> _EXERCISE DETAILS_
Your copy of the material below should match it exactly, except that it holds no pictures.

=====

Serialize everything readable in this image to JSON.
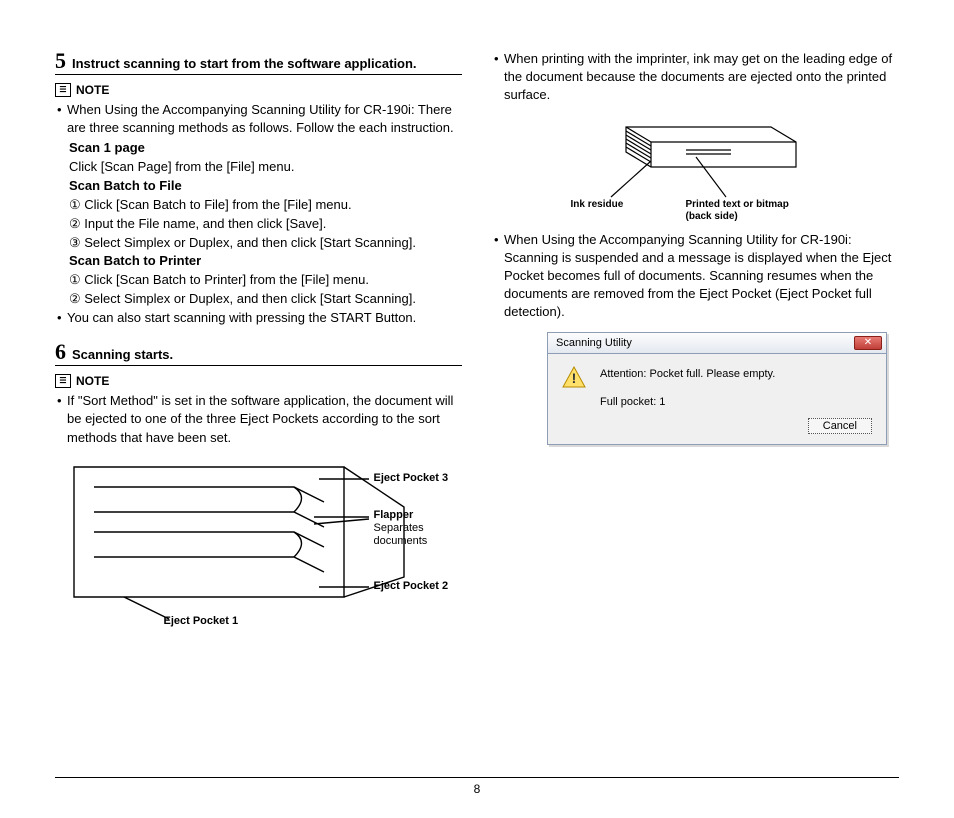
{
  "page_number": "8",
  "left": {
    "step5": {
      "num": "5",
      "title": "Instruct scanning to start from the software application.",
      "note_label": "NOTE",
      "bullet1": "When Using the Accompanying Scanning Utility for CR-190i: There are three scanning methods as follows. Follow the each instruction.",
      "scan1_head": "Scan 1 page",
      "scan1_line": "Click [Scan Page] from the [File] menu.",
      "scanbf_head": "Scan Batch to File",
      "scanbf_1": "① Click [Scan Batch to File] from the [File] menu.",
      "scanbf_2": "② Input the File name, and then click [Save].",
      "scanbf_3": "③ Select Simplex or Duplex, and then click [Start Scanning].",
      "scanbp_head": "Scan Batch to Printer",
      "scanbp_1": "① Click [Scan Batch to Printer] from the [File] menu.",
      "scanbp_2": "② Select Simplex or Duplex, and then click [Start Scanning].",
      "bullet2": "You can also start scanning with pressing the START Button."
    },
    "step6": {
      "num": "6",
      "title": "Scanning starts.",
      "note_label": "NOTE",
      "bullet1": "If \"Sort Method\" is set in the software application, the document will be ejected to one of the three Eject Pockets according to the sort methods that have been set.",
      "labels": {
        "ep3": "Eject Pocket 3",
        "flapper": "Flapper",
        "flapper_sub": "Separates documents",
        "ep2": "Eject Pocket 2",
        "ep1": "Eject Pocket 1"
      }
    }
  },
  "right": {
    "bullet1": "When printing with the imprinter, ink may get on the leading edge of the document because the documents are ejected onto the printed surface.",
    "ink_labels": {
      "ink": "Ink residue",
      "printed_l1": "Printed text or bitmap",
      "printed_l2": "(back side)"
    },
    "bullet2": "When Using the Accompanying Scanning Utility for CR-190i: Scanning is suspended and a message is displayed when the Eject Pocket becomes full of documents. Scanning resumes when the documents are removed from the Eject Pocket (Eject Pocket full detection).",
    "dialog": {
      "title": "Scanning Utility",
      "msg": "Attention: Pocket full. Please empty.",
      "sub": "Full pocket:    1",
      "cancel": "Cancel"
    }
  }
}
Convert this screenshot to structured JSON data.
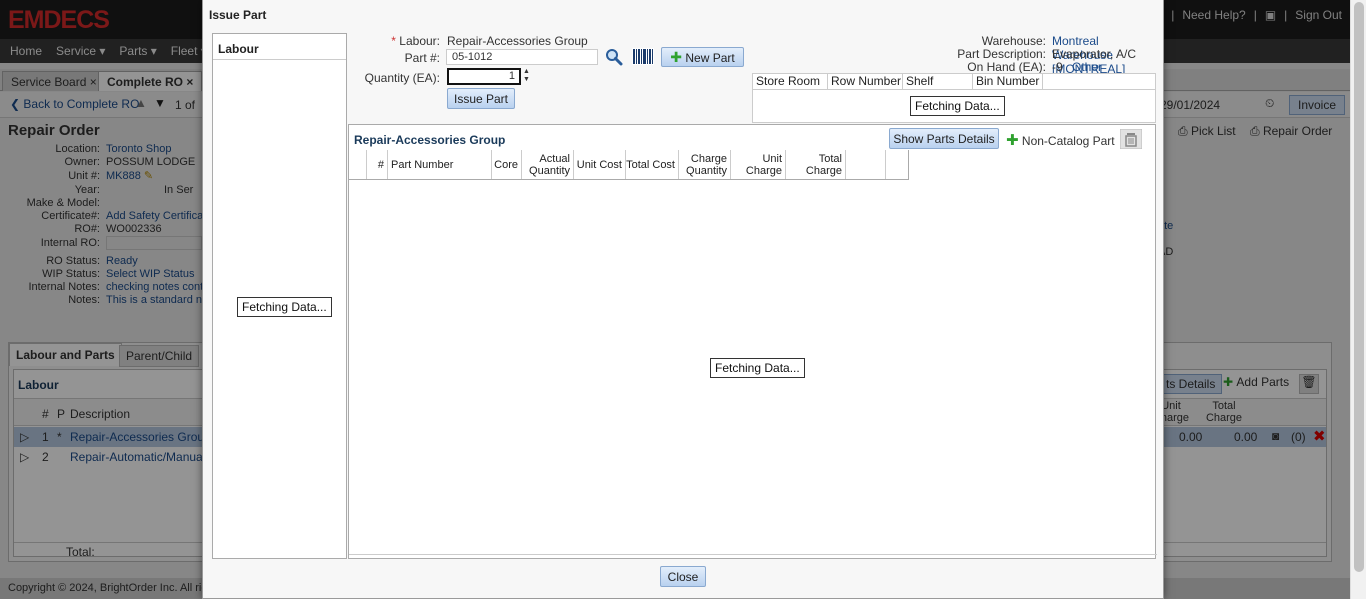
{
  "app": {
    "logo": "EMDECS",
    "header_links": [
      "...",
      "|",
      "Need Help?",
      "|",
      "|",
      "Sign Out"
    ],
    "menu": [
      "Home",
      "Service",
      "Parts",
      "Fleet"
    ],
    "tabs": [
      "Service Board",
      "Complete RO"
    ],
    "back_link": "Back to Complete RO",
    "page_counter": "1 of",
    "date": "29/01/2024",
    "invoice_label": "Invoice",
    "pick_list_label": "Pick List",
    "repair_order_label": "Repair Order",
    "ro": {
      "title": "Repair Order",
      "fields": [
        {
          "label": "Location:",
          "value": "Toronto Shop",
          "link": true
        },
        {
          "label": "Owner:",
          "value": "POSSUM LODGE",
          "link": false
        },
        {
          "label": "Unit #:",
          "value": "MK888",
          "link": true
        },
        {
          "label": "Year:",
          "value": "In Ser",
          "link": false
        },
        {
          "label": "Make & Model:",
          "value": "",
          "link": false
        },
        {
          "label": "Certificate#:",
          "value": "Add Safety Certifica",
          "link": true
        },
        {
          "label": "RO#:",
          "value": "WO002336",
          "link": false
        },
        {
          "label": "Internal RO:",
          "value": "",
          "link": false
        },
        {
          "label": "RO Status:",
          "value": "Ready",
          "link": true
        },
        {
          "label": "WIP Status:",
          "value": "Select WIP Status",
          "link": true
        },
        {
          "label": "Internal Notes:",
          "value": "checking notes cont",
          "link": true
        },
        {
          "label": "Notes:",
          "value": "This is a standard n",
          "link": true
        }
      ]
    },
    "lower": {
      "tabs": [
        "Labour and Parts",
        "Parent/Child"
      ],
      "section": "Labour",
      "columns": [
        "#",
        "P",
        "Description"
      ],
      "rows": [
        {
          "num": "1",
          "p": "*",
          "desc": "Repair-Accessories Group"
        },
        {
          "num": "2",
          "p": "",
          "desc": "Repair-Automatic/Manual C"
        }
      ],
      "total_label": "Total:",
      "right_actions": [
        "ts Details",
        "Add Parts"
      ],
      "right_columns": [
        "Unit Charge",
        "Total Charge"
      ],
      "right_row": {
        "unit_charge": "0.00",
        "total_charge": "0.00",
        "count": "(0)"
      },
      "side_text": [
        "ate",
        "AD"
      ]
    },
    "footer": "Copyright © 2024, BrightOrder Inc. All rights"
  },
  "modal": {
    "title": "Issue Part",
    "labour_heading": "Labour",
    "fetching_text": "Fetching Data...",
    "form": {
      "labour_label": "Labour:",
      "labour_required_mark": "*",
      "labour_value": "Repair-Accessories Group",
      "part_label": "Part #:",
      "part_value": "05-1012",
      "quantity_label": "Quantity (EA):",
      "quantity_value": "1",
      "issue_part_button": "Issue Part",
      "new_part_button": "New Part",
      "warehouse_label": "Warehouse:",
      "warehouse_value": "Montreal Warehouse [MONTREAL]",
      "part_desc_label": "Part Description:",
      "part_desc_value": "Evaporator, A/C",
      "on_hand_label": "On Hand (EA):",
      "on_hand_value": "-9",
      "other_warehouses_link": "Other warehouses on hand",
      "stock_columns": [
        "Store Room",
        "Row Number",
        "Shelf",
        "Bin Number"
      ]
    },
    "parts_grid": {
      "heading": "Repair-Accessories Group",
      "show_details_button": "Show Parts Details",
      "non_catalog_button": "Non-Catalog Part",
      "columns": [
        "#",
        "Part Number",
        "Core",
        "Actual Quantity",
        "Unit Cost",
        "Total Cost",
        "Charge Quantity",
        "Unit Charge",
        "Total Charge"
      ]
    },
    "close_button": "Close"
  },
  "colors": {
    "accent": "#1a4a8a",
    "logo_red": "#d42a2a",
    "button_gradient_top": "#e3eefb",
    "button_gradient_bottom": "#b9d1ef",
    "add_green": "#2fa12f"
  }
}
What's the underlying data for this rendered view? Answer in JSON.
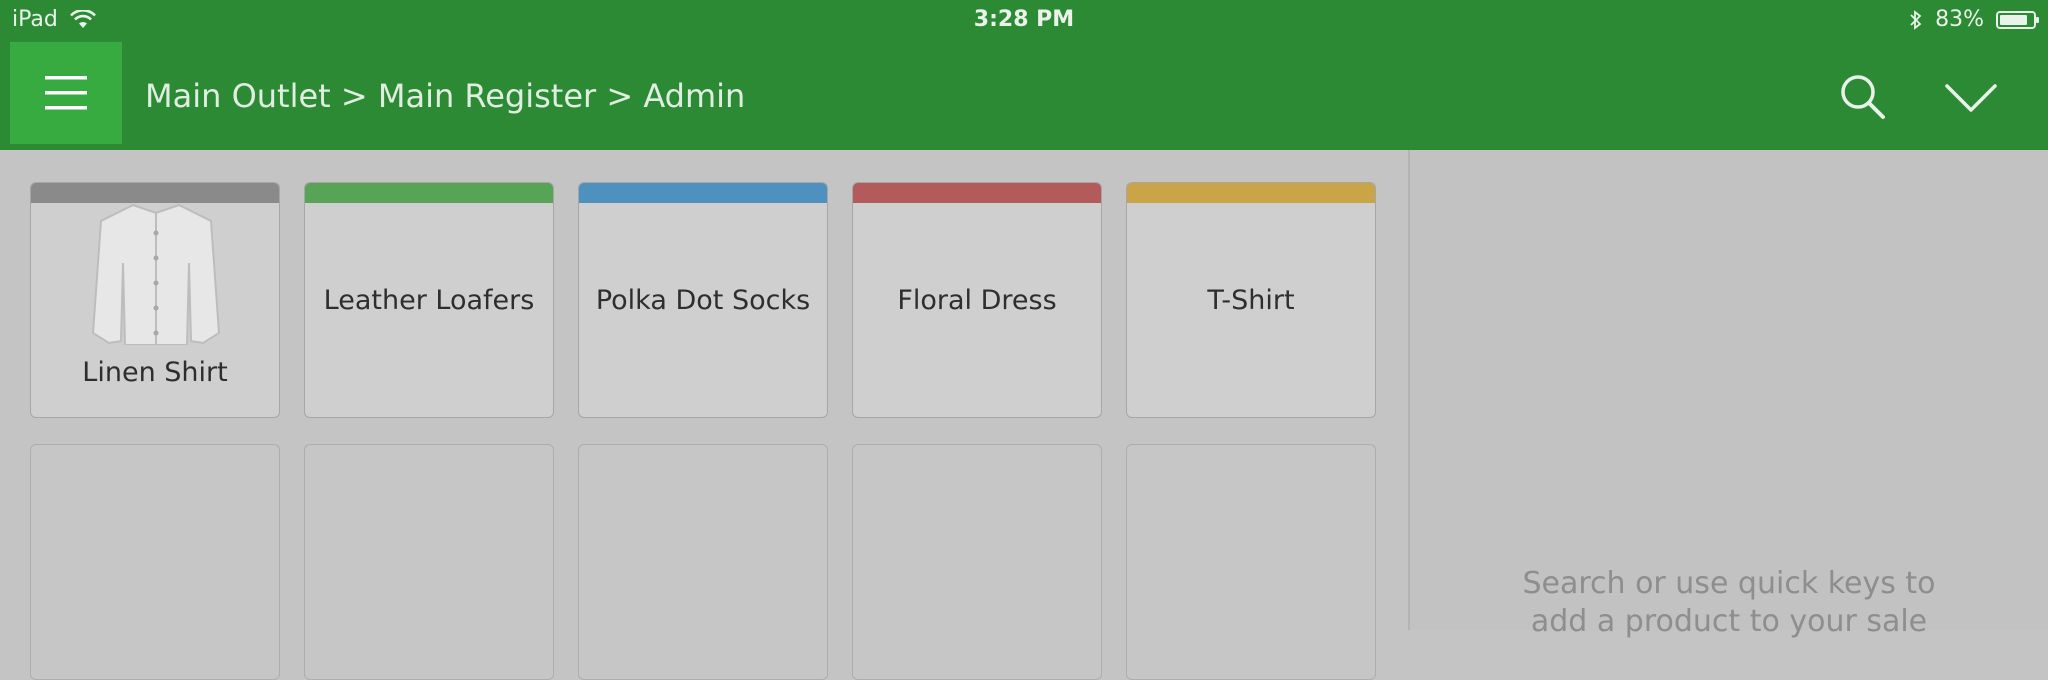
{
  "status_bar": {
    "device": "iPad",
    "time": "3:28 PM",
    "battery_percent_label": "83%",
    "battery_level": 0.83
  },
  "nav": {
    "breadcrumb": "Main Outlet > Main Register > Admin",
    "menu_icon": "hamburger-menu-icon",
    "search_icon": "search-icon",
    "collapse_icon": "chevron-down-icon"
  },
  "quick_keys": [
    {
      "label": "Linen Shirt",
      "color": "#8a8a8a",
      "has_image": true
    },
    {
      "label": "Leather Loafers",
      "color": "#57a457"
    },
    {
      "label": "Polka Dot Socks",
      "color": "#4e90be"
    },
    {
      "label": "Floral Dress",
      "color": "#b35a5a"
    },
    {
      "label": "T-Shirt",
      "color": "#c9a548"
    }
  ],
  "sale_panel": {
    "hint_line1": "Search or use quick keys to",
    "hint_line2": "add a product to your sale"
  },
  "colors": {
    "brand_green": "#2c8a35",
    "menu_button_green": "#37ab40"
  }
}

=====

> _COMPLETE RESPONSE_
Serialize everything readable in this image to JSON.
{
  "page_number": "8",
  "left": {
    "step5": {
      "num": "5",
      "title": "Instruct scanning to start from the software application.",
      "note_label": "NOTE",
      "bullet1": "When Using the Accompanying Scanning Utility for CR-190i: There are three scanning methods as follows. Follow the each instruction.",
      "scan1_head": "Scan 1 page",
      "scan1_line": "Click [Scan Page] from the [File] menu.",
      "scanbf_head": "Scan Batch to File",
      "scanbf_1": "① Click [Scan Batch to File] from the [File] menu.",
      "scanbf_2": "② Input the File name, and then click [Save].",
      "scanbf_3": "③ Select Simplex or Duplex, and then click [Start Scanning].",
      "scanbp_head": "Scan Batch to Printer",
      "scanbp_1": "① Click [Scan Batch to Printer] from the [File] menu.",
      "scanbp_2": "② Select Simplex or Duplex, and then click [Start Scanning].",
      "bullet2": "You can also start scanning with pressing the START Button."
    },
    "step6": {
      "num": "6",
      "title": "Scanning starts.",
      "note_label": "NOTE",
      "bullet1": "If \"Sort Method\" is set in the software application, the document will be ejected to one of the three Eject Pockets according to the sort methods that have been set.",
      "labels": {
        "ep3": "Eject Pocket 3",
        "flapper": "Flapper",
        "flapper_sub": "Separates documents",
        "ep2": "Eject Pocket 2",
        "ep1": "Eject Pocket 1"
      }
    }
  },
  "right": {
    "bullet1": "When printing with the imprinter, ink may get on the leading edge of the document because the documents are ejected onto the printed surface.",
    "ink_labels": {
      "ink": "Ink residue",
      "printed_l1": "Printed text or bitmap",
      "printed_l2": "(back side)"
    },
    "bullet2": "When Using the Accompanying Scanning Utility for CR-190i: Scanning is suspended and a message is displayed when the Eject Pocket becomes full of documents. Scanning resumes when the documents are removed from the Eject Pocket (Eject Pocket full detection).",
    "dialog": {
      "title": "Scanning Utility",
      "msg": "Attention: Pocket full. Please empty.",
      "sub": "Full pocket:    1",
      "cancel": "Cancel"
    }
  }
}
Convert this screenshot to structured JSON data.
{
  "app": {
    "logo": "EMDECS",
    "header_links": [
      "...",
      "|",
      "Need Help?",
      "|",
      "|",
      "Sign Out"
    ],
    "menu": [
      "Home",
      "Service",
      "Parts",
      "Fleet"
    ],
    "tabs": [
      "Service Board",
      "Complete RO"
    ],
    "back_link": "Back to Complete RO",
    "page_counter": "1 of",
    "date": "29/01/2024",
    "invoice_label": "Invoice",
    "pick_list_label": "Pick List",
    "repair_order_label": "Repair Order",
    "ro": {
      "title": "Repair Order",
      "fields": [
        {
          "label": "Location:",
          "value": "Toronto Shop",
          "link": true
        },
        {
          "label": "Owner:",
          "value": "POSSUM LODGE",
          "link": false
        },
        {
          "label": "Unit #:",
          "value": "MK888",
          "link": true
        },
        {
          "label": "Year:",
          "value": "In Ser",
          "link": false
        },
        {
          "label": "Make & Model:",
          "value": "",
          "link": false
        },
        {
          "label": "Certificate#:",
          "value": "Add Safety Certifica",
          "link": true
        },
        {
          "label": "RO#:",
          "value": "WO002336",
          "link": false
        },
        {
          "label": "Internal RO:",
          "value": "",
          "link": false
        },
        {
          "label": "RO Status:",
          "value": "Ready",
          "link": true
        },
        {
          "label": "WIP Status:",
          "value": "Select WIP Status",
          "link": true
        },
        {
          "label": "Internal Notes:",
          "value": "checking notes cont",
          "link": true
        },
        {
          "label": "Notes:",
          "value": "This is a standard n",
          "link": true
        }
      ]
    },
    "lower": {
      "tabs": [
        "Labour and Parts",
        "Parent/Child"
      ],
      "section": "Labour",
      "columns": [
        "#",
        "P",
        "Description"
      ],
      "rows": [
        {
          "num": "1",
          "p": "*",
          "desc": "Repair-Accessories Group"
        },
        {
          "num": "2",
          "p": "",
          "desc": "Repair-Automatic/Manual C"
        }
      ],
      "total_label": "Total:",
      "right_actions": [
        "ts Details",
        "Add Parts"
      ],
      "right_columns": [
        "Unit Charge",
        "Total Charge"
      ],
      "right_row": {
        "unit_charge": "0.00",
        "total_charge": "0.00",
        "count": "(0)"
      },
      "side_text": [
        "ate",
        "AD"
      ]
    },
    "footer": "Copyright © 2024, BrightOrder Inc. All rights"
  },
  "modal": {
    "title": "Issue Part",
    "labour_heading": "Labour",
    "fetching_text": "Fetching Data...",
    "form": {
      "labour_label": "Labour:",
      "labour_required_mark": "*",
      "labour_value": "Repair-Accessories Group",
      "part_label": "Part #:",
      "part_value": "05-1012",
      "quantity_label": "Quantity (EA):",
      "quantity_value": "1",
      "issue_part_button": "Issue Part",
      "new_part_button": "New Part",
      "warehouse_label": "Warehouse:",
      "warehouse_value": "Montreal Warehouse [MONTREAL]",
      "part_desc_label": "Part Description:",
      "part_desc_value": "Evaporator, A/C",
      "on_hand_label": "On Hand (EA):",
      "on_hand_value": "-9",
      "other_warehouses_link": "Other warehouses on hand",
      "stock_columns": [
        "Store Room",
        "Row Number",
        "Shelf",
        "Bin Number"
      ]
    },
    "parts_grid": {
      "heading": "Repair-Accessories Group",
      "show_details_button": "Show Parts Details",
      "non_catalog_button": "Non-Catalog Part",
      "columns": [
        "#",
        "Part Number",
        "Core",
        "Actual Quantity",
        "Unit Cost",
        "Total Cost",
        "Charge Quantity",
        "Unit Charge",
        "Total Charge"
      ]
    },
    "close_button": "Close"
  },
  "colors": {
    "accent": "#1a4a8a",
    "logo_red": "#d42a2a",
    "button_gradient_top": "#e3eefb",
    "button_gradient_bottom": "#b9d1ef",
    "add_green": "#2fa12f"
  }
}
What's the underlying data for this rendered view? Answer in JSON.
{
  "status_bar": {
    "device": "iPad",
    "time": "3:28 PM",
    "battery_percent_label": "83%",
    "battery_level": 0.83
  },
  "nav": {
    "breadcrumb": "Main Outlet > Main Register > Admin",
    "menu_icon": "hamburger-menu-icon",
    "search_icon": "search-icon",
    "collapse_icon": "chevron-down-icon"
  },
  "quick_keys": [
    {
      "label": "Linen Shirt",
      "color": "#8a8a8a",
      "has_image": true
    },
    {
      "label": "Leather Loafers",
      "color": "#57a457"
    },
    {
      "label": "Polka Dot Socks",
      "color": "#4e90be"
    },
    {
      "label": "Floral Dress",
      "color": "#b35a5a"
    },
    {
      "label": "T-Shirt",
      "color": "#c9a548"
    }
  ],
  "sale_panel": {
    "hint_line1": "Search or use quick keys to",
    "hint_line2": "add a product to your sale"
  },
  "colors": {
    "brand_green": "#2c8a35",
    "menu_button_green": "#37ab40"
  }
}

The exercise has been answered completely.